[start Exercise input]

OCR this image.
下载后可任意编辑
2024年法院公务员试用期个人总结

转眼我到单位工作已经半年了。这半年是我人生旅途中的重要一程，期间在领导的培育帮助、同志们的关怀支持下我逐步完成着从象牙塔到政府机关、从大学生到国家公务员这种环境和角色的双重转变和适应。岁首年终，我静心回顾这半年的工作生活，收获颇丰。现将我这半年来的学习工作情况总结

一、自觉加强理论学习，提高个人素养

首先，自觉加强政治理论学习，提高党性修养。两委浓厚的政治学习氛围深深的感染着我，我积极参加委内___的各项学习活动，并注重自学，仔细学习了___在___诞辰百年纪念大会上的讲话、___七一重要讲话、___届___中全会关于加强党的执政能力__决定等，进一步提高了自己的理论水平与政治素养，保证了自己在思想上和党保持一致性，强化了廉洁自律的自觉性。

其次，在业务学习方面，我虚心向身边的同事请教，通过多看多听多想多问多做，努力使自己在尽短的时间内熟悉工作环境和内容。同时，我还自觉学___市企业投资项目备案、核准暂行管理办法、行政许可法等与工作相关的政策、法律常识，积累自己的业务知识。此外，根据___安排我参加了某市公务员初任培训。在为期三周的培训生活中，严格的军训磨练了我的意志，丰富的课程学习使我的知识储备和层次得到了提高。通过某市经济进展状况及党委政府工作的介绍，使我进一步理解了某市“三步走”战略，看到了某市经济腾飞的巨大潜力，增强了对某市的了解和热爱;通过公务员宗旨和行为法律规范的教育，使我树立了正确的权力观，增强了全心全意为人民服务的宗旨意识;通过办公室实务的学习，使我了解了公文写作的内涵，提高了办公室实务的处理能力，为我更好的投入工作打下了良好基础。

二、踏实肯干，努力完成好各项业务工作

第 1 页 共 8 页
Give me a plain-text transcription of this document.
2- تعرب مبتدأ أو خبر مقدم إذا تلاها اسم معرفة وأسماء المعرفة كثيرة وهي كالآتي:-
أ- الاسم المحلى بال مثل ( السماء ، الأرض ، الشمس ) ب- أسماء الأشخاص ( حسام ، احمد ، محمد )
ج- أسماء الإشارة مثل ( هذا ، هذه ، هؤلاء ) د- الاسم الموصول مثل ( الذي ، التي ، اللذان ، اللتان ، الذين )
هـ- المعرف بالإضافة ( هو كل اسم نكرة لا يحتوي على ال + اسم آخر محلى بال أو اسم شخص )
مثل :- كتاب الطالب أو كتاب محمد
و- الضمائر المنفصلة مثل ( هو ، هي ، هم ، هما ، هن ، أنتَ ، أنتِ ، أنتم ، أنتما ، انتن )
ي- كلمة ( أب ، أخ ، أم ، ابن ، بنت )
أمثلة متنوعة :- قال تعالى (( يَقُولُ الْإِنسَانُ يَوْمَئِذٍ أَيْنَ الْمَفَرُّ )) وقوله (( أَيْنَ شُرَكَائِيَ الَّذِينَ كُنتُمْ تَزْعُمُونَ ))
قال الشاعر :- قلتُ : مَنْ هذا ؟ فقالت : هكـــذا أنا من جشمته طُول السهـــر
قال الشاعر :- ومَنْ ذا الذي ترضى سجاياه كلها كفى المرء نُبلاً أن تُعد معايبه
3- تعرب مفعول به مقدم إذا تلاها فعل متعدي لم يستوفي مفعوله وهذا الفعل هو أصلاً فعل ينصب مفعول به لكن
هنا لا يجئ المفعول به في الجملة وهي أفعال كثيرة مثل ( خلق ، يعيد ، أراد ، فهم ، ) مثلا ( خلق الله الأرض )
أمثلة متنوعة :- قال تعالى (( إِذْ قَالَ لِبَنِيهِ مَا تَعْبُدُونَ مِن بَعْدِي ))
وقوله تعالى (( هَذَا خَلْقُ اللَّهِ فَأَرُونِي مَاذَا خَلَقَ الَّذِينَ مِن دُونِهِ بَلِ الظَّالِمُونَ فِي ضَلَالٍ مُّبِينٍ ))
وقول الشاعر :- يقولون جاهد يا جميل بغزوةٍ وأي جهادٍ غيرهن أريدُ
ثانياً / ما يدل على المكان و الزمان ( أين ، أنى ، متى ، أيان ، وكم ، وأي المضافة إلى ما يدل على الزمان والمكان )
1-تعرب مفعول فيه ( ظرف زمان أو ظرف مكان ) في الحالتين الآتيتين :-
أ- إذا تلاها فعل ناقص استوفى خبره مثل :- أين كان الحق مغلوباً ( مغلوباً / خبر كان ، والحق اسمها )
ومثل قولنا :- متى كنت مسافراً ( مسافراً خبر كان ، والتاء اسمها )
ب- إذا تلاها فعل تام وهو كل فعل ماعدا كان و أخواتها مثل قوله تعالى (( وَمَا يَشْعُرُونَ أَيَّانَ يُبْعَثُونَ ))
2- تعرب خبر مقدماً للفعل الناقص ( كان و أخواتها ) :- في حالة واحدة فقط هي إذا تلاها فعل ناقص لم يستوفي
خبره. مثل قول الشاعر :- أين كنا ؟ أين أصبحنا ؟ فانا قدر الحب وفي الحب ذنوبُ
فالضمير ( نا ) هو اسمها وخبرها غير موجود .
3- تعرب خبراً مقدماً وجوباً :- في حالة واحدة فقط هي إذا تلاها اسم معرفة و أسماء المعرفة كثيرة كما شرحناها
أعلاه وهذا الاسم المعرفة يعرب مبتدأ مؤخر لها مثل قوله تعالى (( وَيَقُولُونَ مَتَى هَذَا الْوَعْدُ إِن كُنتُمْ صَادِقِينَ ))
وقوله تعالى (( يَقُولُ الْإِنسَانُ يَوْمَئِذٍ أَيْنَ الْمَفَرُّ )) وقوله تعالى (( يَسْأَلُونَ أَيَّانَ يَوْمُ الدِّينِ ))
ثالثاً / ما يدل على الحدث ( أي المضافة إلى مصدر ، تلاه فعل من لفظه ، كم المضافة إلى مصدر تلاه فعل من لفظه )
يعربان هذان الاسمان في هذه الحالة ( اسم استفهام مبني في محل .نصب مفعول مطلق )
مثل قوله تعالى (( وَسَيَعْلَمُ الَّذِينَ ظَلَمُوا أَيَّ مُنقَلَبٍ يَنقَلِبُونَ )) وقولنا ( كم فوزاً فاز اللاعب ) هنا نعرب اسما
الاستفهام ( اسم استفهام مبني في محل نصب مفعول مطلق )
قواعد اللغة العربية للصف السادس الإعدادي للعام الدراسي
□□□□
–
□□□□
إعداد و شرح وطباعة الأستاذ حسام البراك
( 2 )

[end Exercise input]

Quote all the records exactly, please, leaving none out.

§ **Answer below**
OCR this image.
下载后可任意编辑
2024年法院公务员试用期个人总结

转眼我到单位工作已经半年了。这半年是我人生旅途中的重要一程，期间在领导的培育帮助、同志们的关怀支持下我逐步完成着从象牙塔到政府机关、从大学生到国家公务员这种环境和角色的双重转变和适应。岁首年终，我静心回顾这半年的工作生活，收获颇丰。现将我这半年来的学习工作情况总结

一、自觉加强理论学习，提高个人素养

首先，自觉加强政治理论学习，提高党性修养。两委浓厚的政治学习氛围深深的感染着我，我积极参加委内___的各项学习活动，并注重自学，仔细学习了___在___诞辰百年纪念大会上的讲话、___七一重要讲话、___届___中全会关于加强党的执政能力__决定等，进一步提高了自己的理论水平与政治素养，保证了自己在思想上和党保持一致性，强化了廉洁自律的自觉性。

其次，在业务学习方面，我虚心向身边的同事请教，通过多看多听多想多问多做，努力使自己在尽短的时间内熟悉工作环境和内容。同时，我还自觉学___市企业投资项目备案、核准暂行管理办法、行政许可法等与工作相关的政策、法律常识，积累自己的业务知识。此外，根据___安排我参加了某市公务员初任培训。在为期三周的培训生活中，严格的军训磨练了我的意志，丰富的课程学习使我的知识储备和层次得到了提高。通过某市经济进展状况及党委政府工作的介绍，使我进一步理解了某市“三步走”战略，看到了某市经济腾飞的巨大潜力，增强了对某市的了解和热爱;通过公务员宗旨和行为法律规范的教育，使我树立了正确的权力观，增强了全心全意为人民服务的宗旨意识;通过办公室实务的学习，使我了解了公文写作的内涵，提高了办公室实务的处理能力，为我更好的投入工作打下了良好基础。

二、踏实肯干，努力完成好各项业务工作

第 1 页 共 8 页
Give me a plain-text transcription of this document.
2- تعرب مبتدأ أو خبر مقدم إذا تلاها اسم معرفة وأسماء المعرفة كثيرة وهي كالآتي:-
أ- الاسم المحلى بال مثل ( السماء ، الأرض ، الشمس ) ب- أسماء الأشخاص ( حسام ، احمد ، محمد )
ج- أسماء الإشارة مثل ( هذا ، هذه ، هؤلاء ) د- الاسم الموصول مثل ( الذي ، التي ، اللذان ، اللتان ، الذين )
هـ- المعرف بالإضافة ( هو كل اسم نكرة لا يحتوي على ال + اسم آخر محلى بال أو اسم شخص )
مثل :- كتاب الطالب أو كتاب محمد
و- الضمائر المنفصلة مثل ( هو ، هي ، هم ، هما ، هن ، أنتَ ، أنتِ ، أنتم ، أنتما ، انتن )
ي- كلمة ( أب ، أخ ، أم ، ابن ، بنت )
أمثلة متنوعة :- قال تعالى (( يَقُولُ الْإِنسَانُ يَوْمَئِذٍ أَيْنَ الْمَفَرُّ )) وقوله (( أَيْنَ شُرَكَائِيَ الَّذِينَ كُنتُمْ تَزْعُمُونَ ))
قال الشاعر :- قلتُ : مَنْ هذا ؟ فقالت : هكـــذا أنا من جشمته طُول السهـــر
قال الشاعر :- ومَنْ ذا الذي ترضى سجاياه كلها كفى المرء نُبلاً أن تُعد معايبه
3- تعرب مفعول به مقدم إذا تلاها فعل متعدي لم يستوفي مفعوله وهذا الفعل هو أصلاً فعل ينصب مفعول به لكن
هنا لا يجئ المفعول به في الجملة وهي أفعال كثيرة مثل ( خلق ، يعيد ، أراد ، فهم ، ) مثلا ( خلق الله الأرض )
أمثلة متنوعة :- قال تعالى (( إِذْ قَالَ لِبَنِيهِ مَا تَعْبُدُونَ مِن بَعْدِي ))
وقوله تعالى (( هَذَا خَلْقُ اللَّهِ فَأَرُونِي مَاذَا خَلَقَ الَّذِينَ مِن دُونِهِ بَلِ الظَّالِمُونَ فِي ضَلَالٍ مُّبِينٍ ))
وقول الشاعر :- يقولون جاهد يا جميل بغزوةٍ وأي جهادٍ غيرهن أريدُ
ثانياً / ما يدل على المكان و الزمان ( أين ، أنى ، متى ، أيان ، وكم ، وأي المضافة إلى ما يدل على الزمان والمكان )
1-تعرب مفعول فيه ( ظرف زمان أو ظرف مكان ) في الحالتين الآتيتين :-
أ- إذا تلاها فعل ناقص استوفى خبره مثل :- أين كان الحق مغلوباً ( مغلوباً / خبر كان ، والحق اسمها )
ومثل قولنا :- متى كنت مسافراً ( مسافراً خبر كان ، والتاء اسمها )
ب- إذا تلاها فعل تام وهو كل فعل ماعدا كان و أخواتها مثل قوله تعالى (( وَمَا يَشْعُرُونَ أَيَّانَ يُبْعَثُونَ ))
2- تعرب خبر مقدماً للفعل الناقص ( كان و أخواتها ) :- في حالة واحدة فقط هي إذا تلاها فعل ناقص لم يستوفي
خبره. مثل قول الشاعر :- أين كنا ؟ أين أصبحنا ؟ فانا قدر الحب وفي الحب ذنوبُ
فالضمير ( نا ) هو اسمها وخبرها غير موجود .
3- تعرب خبراً مقدماً وجوباً :- في حالة واحدة فقط هي إذا تلاها اسم معرفة و أسماء المعرفة كثيرة كما شرحناها
أعلاه وهذا الاسم المعرفة يعرب مبتدأ مؤخر لها مثل قوله تعالى (( وَيَقُولُونَ مَتَى هَذَا الْوَعْدُ إِن كُنتُمْ صَادِقِينَ ))
وقوله تعالى (( يَقُولُ الْإِنسَانُ يَوْمَئِذٍ أَيْنَ الْمَفَرُّ )) وقوله تعالى (( يَسْأَلُونَ أَيَّانَ يَوْمُ الدِّينِ ))
ثالثاً / ما يدل على الحدث ( أي المضافة إلى مصدر ، تلاه فعل من لفظه ، كم المضافة إلى مصدر تلاه فعل من لفظه )
يعربان هذان الاسمان في هذه الحالة ( اسم استفهام مبني في محل .نصب مفعول مطلق )
مثل قوله تعالى (( وَسَيَعْلَمُ الَّذِينَ ظَلَمُوا أَيَّ مُنقَلَبٍ يَنقَلِبُونَ )) وقولنا ( كم فوزاً فاز اللاعب ) هنا نعرب اسما
الاستفهام ( اسم استفهام مبني في محل نصب مفعول مطلق )
قواعد اللغة العربية للصف السادس الإعدادي للعام الدراسي
□□□□
–
□□□□
إعداد و شرح وطباعة الأستاذ حسام البراك
( 2 )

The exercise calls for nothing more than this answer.